§ Collection entries
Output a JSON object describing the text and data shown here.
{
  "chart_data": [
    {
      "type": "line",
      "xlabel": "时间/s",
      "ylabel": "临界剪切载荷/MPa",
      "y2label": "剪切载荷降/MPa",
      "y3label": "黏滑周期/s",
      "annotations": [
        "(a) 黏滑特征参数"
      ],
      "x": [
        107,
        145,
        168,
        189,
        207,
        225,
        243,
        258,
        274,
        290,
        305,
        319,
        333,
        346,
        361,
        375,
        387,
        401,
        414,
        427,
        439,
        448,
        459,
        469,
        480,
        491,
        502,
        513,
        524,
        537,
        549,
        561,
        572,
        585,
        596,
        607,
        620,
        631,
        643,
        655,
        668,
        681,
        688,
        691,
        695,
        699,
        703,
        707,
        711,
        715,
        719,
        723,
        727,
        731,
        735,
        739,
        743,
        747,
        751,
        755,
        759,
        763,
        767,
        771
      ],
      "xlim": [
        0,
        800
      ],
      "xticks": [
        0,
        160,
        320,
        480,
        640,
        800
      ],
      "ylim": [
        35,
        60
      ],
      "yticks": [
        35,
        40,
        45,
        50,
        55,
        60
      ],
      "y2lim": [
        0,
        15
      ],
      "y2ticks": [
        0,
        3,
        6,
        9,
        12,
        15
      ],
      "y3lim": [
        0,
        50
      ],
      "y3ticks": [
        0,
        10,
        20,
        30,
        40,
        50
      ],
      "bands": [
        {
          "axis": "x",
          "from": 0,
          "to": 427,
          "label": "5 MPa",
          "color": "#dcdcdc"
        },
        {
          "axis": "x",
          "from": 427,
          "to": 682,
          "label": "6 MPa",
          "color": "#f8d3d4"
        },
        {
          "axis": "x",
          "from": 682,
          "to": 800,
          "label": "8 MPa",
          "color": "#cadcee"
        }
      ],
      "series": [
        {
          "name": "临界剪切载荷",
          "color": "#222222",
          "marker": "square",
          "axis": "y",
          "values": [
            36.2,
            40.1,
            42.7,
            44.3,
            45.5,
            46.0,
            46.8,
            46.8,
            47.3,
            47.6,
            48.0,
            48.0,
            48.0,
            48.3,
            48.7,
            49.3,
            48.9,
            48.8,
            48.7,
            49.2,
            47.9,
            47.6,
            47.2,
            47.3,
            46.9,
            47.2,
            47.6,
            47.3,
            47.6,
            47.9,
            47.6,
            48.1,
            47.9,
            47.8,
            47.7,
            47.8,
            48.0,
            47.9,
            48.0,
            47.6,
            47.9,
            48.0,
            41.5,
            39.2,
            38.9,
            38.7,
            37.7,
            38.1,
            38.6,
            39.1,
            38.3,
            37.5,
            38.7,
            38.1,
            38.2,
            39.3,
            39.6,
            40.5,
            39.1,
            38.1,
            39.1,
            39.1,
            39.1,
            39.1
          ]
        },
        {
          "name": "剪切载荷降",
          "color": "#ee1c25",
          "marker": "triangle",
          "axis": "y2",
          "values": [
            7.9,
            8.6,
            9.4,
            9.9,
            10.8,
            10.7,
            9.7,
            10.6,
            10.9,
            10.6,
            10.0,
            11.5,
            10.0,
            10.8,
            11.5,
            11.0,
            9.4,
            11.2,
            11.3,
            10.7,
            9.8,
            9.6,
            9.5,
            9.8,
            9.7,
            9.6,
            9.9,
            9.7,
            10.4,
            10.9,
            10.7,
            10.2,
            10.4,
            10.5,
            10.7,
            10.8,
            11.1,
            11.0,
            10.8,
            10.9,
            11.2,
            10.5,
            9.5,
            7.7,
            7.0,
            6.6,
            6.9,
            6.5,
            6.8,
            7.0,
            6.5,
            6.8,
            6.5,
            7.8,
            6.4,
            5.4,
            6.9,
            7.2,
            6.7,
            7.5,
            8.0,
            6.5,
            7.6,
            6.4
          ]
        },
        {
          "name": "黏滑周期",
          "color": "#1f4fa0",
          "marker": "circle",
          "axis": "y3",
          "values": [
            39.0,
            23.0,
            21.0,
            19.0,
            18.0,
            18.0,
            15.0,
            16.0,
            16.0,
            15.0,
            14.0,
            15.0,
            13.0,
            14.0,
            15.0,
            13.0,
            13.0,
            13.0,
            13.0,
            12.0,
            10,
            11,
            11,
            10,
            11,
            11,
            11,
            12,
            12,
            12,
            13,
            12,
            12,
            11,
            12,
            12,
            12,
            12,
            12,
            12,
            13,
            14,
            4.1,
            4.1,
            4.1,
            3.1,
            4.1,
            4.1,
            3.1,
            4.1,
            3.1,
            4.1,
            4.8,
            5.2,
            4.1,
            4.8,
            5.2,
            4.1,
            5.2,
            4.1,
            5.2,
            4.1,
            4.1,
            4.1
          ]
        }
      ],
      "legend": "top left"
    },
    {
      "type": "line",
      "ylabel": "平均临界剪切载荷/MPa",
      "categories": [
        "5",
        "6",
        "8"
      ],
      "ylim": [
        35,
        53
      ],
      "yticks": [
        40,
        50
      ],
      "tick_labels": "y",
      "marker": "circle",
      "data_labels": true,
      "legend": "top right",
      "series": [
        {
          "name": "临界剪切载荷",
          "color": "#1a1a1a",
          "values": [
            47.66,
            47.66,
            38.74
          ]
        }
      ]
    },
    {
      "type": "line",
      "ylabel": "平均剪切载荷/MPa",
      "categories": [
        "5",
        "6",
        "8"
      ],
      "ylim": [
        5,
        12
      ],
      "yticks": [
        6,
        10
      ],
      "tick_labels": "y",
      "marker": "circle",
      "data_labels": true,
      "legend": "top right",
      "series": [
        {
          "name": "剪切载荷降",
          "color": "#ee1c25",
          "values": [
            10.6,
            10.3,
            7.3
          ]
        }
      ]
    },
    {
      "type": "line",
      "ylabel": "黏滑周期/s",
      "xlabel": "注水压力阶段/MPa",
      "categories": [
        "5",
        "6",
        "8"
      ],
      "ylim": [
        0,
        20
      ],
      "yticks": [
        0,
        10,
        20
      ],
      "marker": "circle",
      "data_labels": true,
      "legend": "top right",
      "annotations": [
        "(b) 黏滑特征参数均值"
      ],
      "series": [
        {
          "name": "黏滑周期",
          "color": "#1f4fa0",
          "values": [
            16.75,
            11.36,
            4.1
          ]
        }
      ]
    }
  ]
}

§ Given exercise
Retype the material above, line by line, exactly.

§ The solution
Output a JSON object describing the text and data shown here.
{
  "chart_data": [
    {
      "type": "line",
      "xlabel": "时间/s",
      "ylabel": "临界剪切载荷/MPa",
      "y2label": "剪切载荷降/MPa",
      "y3label": "黏滑周期/s",
      "annotations": [
        "(a) 黏滑特征参数"
      ],
      "x": [
        107,
        145,
        168,
        189,
        207,
        225,
        243,
        258,
        274,
        290,
        305,
        319,
        333,
        346,
        361,
        375,
        387,
        401,
        414,
        427,
        439,
        448,
        459,
        469,
        480,
        491,
        502,
        513,
        524,
        537,
        549,
        561,
        572,
        585,
        596,
        607,
        620,
        631,
        643,
        655,
        668,
        681,
        688,
        691,
        695,
        699,
        703,
        707,
        711,
        715,
        719,
        723,
        727,
        731,
        735,
        739,
        743,
        747,
        751,
        755,
        759,
        763,
        767,
        771
      ],
      "xlim": [
        0,
        800
      ],
      "xticks": [
        0,
        160,
        320,
        480,
        640,
        800
      ],
      "ylim": [
        35,
        60
      ],
      "yticks": [
        35,
        40,
        45,
        50,
        55,
        60
      ],
      "y2lim": [
        0,
        15
      ],
      "y2ticks": [
        0,
        3,
        6,
        9,
        12,
        15
      ],
      "y3lim": [
        0,
        50
      ],
      "y3ticks": [
        0,
        10,
        20,
        30,
        40,
        50
      ],
      "bands": [
        {
          "axis": "x",
          "from": 0,
          "to": 427,
          "label": "5 MPa",
          "color": "#dcdcdc"
        },
        {
          "axis": "x",
          "from": 427,
          "to": 682,
          "label": "6 MPa",
          "color": "#f8d3d4"
        },
        {
          "axis": "x",
          "from": 682,
          "to": 800,
          "label": "8 MPa",
          "color": "#cadcee"
        }
      ],
      "series": [
        {
          "name": "临界剪切载荷",
          "color": "#222222",
          "marker": "square",
          "axis": "y",
          "values": [
            36.2,
            40.1,
            42.7,
            44.3,
            45.5,
            46.0,
            46.8,
            46.8,
            47.3,
            47.6,
            48.0,
            48.0,
            48.0,
            48.3,
            48.7,
            49.3,
            48.9,
            48.8,
            48.7,
            49.2,
            47.9,
            47.6,
            47.2,
            47.3,
            46.9,
            47.2,
            47.6,
            47.3,
            47.6,
            47.9,
            47.6,
            48.1,
            47.9,
            47.8,
            47.7,
            47.8,
            48.0,
            47.9,
            48.0,
            47.6,
            47.9,
            48.0,
            41.5,
            39.2,
            38.9,
            38.7,
            37.7,
            38.1,
            38.6,
            39.1,
            38.3,
            37.5,
            38.7,
            38.1,
            38.2,
            39.3,
            39.6,
            40.5,
            39.1,
            38.1,
            39.1,
            39.1,
            39.1,
            39.1
          ]
        },
        {
          "name": "剪切载荷降",
          "color": "#ee1c25",
          "marker": "triangle",
          "axis": "y2",
          "values": [
            7.9,
            8.6,
            9.4,
            9.9,
            10.8,
            10.7,
            9.7,
            10.6,
            10.9,
            10.6,
            10.0,
            11.5,
            10.0,
            10.8,
            11.5,
            11.0,
            9.4,
            11.2,
            11.3,
            10.7,
            9.8,
            9.6,
            9.5,
            9.8,
            9.7,
            9.6,
            9.9,
            9.7,
            10.4,
            10.9,
            10.7,
            10.2,
            10.4,
            10.5,
            10.7,
            10.8,
            11.1,
            11.0,
            10.8,
            10.9,
            11.2,
            10.5,
            9.5,
            7.7,
            7.0,
            6.6,
            6.9,
            6.5,
            6.8,
            7.0,
            6.5,
            6.8,
            6.5,
            7.8,
            6.4,
            5.4,
            6.9,
            7.2,
            6.7,
            7.5,
            8.0,
            6.5,
            7.6,
            6.4
          ]
        },
        {
          "name": "黏滑周期",
          "color": "#1f4fa0",
          "marker": "circle",
          "axis": "y3",
          "values": [
            39.0,
            23.0,
            21.0,
            19.0,
            18.0,
            18.0,
            15.0,
            16.0,
            16.0,
            15.0,
            14.0,
            15.0,
            13.0,
            14.0,
            15.0,
            13.0,
            13.0,
            13.0,
            13.0,
            12.0,
            10,
            11,
            11,
            10,
            11,
            11,
            11,
            12,
            12,
            12,
            13,
            12,
            12,
            11,
            12,
            12,
            12,
            12,
            12,
            12,
            13,
            14,
            4.1,
            4.1,
            4.1,
            3.1,
            4.1,
            4.1,
            3.1,
            4.1,
            3.1,
            4.1,
            4.8,
            5.2,
            4.1,
            4.8,
            5.2,
            4.1,
            5.2,
            4.1,
            5.2,
            4.1,
            4.1,
            4.1
          ]
        }
      ],
      "legend": "top left"
    },
    {
      "type": "line",
      "ylabel": "平均临界剪切载荷/MPa",
      "categories": [
        "5",
        "6",
        "8"
      ],
      "ylim": [
        35,
        53
      ],
      "yticks": [
        40,
        50
      ],
      "tick_labels": "y",
      "marker": "circle",
      "data_labels": true,
      "legend": "top right",
      "series": [
        {
          "name": "临界剪切载荷",
          "color": "#1a1a1a",
          "values": [
            47.66,
            47.66,
            38.74
          ]
        }
      ]
    },
    {
      "type": "line",
      "ylabel": "平均剪切载荷/MPa",
      "categories": [
        "5",
        "6",
        "8"
      ],
      "ylim": [
        5,
        12
      ],
      "yticks": [
        6,
        10
      ],
      "tick_labels": "y",
      "marker": "circle",
      "data_labels": true,
      "legend": "top right",
      "series": [
        {
          "name": "剪切载荷降",
          "color": "#ee1c25",
          "values": [
            10.6,
            10.3,
            7.3
          ]
        }
      ]
    },
    {
      "type": "line",
      "ylabel": "黏滑周期/s",
      "xlabel": "注水压力阶段/MPa",
      "categories": [
        "5",
        "6",
        "8"
      ],
      "ylim": [
        0,
        20
      ],
      "yticks": [
        0,
        10,
        20
      ],
      "marker": "circle",
      "data_labels": true,
      "legend": "top right",
      "annotations": [
        "(b) 黏滑特征参数均值"
      ],
      "series": [
        {
          "name": "黏滑周期",
          "color": "#1f4fa0",
          "values": [
            16.75,
            11.36,
            4.1
          ]
        }
      ]
    }
  ]
}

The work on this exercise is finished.